-- START Listing --

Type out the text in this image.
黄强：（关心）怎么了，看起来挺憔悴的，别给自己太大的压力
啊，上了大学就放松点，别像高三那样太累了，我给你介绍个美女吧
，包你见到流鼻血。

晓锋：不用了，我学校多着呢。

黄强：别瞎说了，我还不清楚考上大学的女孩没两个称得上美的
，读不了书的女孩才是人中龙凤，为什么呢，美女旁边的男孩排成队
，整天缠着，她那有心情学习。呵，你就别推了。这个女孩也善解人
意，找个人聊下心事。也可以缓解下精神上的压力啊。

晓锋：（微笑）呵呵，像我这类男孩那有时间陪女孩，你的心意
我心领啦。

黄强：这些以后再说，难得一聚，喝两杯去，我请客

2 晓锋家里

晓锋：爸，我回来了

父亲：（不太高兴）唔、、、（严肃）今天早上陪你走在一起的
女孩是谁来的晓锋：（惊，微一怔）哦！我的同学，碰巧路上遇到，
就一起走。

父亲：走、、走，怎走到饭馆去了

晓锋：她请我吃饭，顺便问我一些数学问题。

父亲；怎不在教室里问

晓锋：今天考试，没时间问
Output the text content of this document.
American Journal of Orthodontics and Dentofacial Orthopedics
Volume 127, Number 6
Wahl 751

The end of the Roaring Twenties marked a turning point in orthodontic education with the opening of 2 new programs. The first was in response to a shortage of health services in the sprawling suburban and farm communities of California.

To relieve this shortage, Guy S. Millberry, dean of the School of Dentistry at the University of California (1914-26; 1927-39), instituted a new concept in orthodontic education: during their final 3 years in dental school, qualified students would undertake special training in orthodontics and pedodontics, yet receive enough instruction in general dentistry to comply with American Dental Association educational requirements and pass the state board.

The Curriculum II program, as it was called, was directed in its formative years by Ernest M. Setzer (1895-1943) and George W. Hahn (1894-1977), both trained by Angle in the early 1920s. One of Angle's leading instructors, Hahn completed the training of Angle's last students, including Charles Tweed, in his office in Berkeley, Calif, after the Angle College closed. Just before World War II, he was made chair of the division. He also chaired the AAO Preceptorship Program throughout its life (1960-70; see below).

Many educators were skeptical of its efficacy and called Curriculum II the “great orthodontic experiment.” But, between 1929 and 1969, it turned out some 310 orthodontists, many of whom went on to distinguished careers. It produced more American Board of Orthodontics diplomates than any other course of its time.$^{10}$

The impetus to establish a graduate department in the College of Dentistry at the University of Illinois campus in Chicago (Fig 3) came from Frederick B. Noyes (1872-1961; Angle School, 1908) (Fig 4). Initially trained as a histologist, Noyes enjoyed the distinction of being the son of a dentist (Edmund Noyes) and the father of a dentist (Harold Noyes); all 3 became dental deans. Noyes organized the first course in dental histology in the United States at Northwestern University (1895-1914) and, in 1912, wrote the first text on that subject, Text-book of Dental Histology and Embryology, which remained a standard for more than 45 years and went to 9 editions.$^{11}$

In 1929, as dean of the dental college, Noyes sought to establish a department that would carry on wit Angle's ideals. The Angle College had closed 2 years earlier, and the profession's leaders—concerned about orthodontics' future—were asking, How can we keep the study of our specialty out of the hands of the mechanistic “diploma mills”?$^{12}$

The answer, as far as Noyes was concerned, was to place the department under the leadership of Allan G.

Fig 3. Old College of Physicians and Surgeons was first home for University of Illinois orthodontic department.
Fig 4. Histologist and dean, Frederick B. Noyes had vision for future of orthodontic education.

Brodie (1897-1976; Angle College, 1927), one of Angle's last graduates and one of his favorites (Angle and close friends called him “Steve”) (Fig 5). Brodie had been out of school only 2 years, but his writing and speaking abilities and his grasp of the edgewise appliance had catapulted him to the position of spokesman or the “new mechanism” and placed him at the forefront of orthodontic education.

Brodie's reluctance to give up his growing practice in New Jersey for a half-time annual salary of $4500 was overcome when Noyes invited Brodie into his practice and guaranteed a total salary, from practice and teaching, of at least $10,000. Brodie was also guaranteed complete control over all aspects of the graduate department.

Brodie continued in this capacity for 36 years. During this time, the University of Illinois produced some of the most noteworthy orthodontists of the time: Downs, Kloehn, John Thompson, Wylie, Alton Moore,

-- END Listing --

- [Goal of the exercise]:
Check each line above for the word "produced" and give the number of lines that have it, nothing else.

- [Result of this exercise]:
2